## SET TASK
Reproduce the lines below verbatim, from the first line through the line that contains "align-text-button[interactable]: ⊞ Metni", with both ends included.

## DATASET RECORDS
* * * * * * * * *

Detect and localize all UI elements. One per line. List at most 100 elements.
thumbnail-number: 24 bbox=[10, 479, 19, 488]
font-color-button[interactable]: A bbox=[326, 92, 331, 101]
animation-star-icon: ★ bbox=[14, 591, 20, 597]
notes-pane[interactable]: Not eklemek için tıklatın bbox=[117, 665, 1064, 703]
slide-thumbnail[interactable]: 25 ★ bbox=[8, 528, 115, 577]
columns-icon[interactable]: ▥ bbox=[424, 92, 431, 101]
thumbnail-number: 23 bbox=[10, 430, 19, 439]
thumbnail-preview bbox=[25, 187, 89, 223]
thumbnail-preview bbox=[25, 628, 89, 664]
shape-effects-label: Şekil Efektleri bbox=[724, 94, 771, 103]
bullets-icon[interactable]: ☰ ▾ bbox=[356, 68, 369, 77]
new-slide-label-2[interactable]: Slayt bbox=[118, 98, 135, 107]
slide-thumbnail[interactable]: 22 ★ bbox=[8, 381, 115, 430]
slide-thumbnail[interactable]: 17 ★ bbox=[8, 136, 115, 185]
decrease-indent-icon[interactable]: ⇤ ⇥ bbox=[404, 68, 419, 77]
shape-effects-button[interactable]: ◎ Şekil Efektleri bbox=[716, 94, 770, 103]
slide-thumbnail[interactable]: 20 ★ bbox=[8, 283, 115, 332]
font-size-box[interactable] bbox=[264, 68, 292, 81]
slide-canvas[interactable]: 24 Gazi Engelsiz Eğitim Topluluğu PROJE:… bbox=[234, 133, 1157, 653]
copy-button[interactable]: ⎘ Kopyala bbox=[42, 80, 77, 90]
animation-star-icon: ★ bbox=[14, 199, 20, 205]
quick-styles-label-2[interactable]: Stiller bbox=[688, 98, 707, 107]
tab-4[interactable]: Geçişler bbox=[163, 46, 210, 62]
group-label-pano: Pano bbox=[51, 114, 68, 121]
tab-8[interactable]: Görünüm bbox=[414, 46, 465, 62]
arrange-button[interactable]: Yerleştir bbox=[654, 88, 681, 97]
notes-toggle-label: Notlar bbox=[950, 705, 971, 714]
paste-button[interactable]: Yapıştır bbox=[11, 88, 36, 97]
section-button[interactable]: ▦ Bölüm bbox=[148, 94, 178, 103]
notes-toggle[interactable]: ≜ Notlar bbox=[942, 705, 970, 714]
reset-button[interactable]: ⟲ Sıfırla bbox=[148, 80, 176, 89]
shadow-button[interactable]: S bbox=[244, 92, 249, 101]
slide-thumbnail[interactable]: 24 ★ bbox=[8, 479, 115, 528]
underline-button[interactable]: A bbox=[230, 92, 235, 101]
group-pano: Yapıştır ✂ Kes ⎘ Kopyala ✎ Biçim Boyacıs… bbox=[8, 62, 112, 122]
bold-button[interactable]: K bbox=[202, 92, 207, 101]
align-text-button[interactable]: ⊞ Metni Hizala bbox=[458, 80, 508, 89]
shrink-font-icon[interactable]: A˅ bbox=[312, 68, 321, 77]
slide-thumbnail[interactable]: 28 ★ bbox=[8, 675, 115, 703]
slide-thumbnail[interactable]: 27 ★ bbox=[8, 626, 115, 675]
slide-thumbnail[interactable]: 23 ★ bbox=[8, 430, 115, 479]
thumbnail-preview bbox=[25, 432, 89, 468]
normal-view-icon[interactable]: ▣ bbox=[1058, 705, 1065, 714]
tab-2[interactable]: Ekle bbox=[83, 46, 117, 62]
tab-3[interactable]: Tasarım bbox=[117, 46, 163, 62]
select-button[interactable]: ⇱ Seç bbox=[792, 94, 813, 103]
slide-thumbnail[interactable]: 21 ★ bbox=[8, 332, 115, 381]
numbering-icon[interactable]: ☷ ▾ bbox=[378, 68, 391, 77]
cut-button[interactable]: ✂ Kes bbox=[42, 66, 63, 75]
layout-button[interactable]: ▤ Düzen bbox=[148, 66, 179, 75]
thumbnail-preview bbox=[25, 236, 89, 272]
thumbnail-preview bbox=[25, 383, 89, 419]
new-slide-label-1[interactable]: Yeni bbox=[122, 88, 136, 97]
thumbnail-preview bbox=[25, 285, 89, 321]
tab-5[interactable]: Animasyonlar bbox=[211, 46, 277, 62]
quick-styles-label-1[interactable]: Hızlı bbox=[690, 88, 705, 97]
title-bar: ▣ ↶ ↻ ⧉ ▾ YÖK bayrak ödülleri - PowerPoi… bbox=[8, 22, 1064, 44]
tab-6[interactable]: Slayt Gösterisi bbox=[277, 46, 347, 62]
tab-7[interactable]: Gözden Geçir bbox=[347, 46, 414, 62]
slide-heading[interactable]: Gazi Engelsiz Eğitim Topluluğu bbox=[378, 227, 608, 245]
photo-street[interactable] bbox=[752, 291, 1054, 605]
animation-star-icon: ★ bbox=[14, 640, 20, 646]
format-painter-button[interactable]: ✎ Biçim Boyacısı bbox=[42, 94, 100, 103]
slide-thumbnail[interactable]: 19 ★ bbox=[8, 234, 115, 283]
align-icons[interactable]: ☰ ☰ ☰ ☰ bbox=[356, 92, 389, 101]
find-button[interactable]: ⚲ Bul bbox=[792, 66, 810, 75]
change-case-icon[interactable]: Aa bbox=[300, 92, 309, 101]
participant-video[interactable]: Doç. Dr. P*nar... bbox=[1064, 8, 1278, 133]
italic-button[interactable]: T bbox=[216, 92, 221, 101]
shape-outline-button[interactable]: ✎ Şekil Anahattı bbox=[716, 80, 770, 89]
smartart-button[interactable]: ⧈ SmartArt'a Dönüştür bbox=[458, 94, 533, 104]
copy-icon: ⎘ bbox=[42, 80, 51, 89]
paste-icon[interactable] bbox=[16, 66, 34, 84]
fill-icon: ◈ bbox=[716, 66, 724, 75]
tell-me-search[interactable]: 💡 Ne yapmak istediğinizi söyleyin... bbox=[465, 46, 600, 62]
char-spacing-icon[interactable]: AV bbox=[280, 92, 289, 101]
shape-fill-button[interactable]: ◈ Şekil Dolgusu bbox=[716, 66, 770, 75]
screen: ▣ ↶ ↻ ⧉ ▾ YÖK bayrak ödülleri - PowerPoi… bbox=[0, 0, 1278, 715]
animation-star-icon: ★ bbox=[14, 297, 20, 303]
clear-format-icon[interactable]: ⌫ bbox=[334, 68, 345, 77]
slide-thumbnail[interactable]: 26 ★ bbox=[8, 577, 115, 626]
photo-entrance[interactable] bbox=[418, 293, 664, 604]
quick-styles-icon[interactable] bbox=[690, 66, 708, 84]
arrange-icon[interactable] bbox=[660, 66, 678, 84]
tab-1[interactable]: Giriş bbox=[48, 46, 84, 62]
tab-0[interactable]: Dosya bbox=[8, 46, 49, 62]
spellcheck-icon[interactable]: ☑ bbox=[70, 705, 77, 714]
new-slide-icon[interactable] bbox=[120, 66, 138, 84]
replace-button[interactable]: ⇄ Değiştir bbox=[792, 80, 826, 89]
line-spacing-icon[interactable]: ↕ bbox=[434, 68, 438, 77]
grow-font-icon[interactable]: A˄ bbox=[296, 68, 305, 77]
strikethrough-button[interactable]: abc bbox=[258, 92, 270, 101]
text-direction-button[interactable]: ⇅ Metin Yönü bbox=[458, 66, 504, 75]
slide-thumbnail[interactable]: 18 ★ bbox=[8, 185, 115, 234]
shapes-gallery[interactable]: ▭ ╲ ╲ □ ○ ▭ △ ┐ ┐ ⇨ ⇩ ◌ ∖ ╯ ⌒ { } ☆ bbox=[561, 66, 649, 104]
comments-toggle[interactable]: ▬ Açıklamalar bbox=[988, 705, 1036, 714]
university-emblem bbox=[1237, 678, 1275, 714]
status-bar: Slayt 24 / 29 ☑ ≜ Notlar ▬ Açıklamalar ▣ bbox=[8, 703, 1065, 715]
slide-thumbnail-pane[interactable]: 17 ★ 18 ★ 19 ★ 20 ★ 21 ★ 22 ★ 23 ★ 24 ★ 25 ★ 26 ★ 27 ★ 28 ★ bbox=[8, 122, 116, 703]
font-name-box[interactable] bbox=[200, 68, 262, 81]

* * * * * * * * *

## SOLUTION TO THE PROBLEM
Detect and localize all UI elements. One per line. List at most 100 elements.
thumbnail-number: 24 bbox=[10, 479, 19, 488]
font-color-button[interactable]: A bbox=[326, 92, 331, 101]
animation-star-icon: ★ bbox=[14, 591, 20, 597]
notes-pane[interactable]: Not eklemek için tıklatın bbox=[117, 665, 1064, 703]
slide-thumbnail[interactable]: 25 ★ bbox=[8, 528, 115, 577]
columns-icon[interactable]: ▥ bbox=[424, 92, 431, 101]
thumbnail-number: 23 bbox=[10, 430, 19, 439]
thumbnail-preview bbox=[25, 187, 89, 223]
thumbnail-preview bbox=[25, 628, 89, 664]
shape-effects-label: Şekil Efektleri bbox=[724, 94, 771, 103]
bullets-icon[interactable]: ☰ ▾ bbox=[356, 68, 369, 77]
new-slide-label-2[interactable]: Slayt bbox=[118, 98, 135, 107]
slide-thumbnail[interactable]: 22 ★ bbox=[8, 381, 115, 430]
slide-thumbnail[interactable]: 17 ★ bbox=[8, 136, 115, 185]
decrease-indent-icon[interactable]: ⇤ ⇥ bbox=[404, 68, 419, 77]
shape-effects-button[interactable]: ◎ Şekil Efektleri bbox=[716, 94, 770, 103]
slide-thumbnail[interactable]: 20 ★ bbox=[8, 283, 115, 332]
font-size-box[interactable] bbox=[264, 68, 292, 81]
slide-canvas[interactable]: 24 Gazi Engelsiz Eğitim Topluluğu PROJE:… bbox=[234, 133, 1157, 653]
copy-button[interactable]: ⎘ Kopyala bbox=[42, 80, 77, 90]
animation-star-icon: ★ bbox=[14, 199, 20, 205]
quick-styles-label-2[interactable]: Stiller bbox=[688, 98, 707, 107]
tab-4[interactable]: Geçişler bbox=[163, 46, 210, 62]
group-label-pano: Pano bbox=[51, 114, 68, 121]
tab-8[interactable]: Görünüm bbox=[414, 46, 465, 62]
arrange-button[interactable]: Yerleştir bbox=[654, 88, 681, 97]
notes-toggle-label: Notlar bbox=[950, 705, 971, 714]
paste-button[interactable]: Yapıştır bbox=[11, 88, 36, 97]
section-button[interactable]: ▦ Bölüm bbox=[148, 94, 178, 103]
notes-toggle[interactable]: ≜ Notlar bbox=[942, 705, 970, 714]
reset-button[interactable]: ⟲ Sıfırla bbox=[148, 80, 176, 89]
shadow-button[interactable]: S bbox=[244, 92, 249, 101]
slide-thumbnail[interactable]: 24 ★ bbox=[8, 479, 115, 528]
underline-button[interactable]: A bbox=[230, 92, 235, 101]
group-pano: Yapıştır ✂ Kes ⎘ Kopyala ✎ Biçim Boyacıs… bbox=[8, 62, 112, 122]
bold-button[interactable]: K bbox=[202, 92, 207, 101]
align-text-button[interactable]: ⊞ Metni Hizala bbox=[458, 80, 508, 89]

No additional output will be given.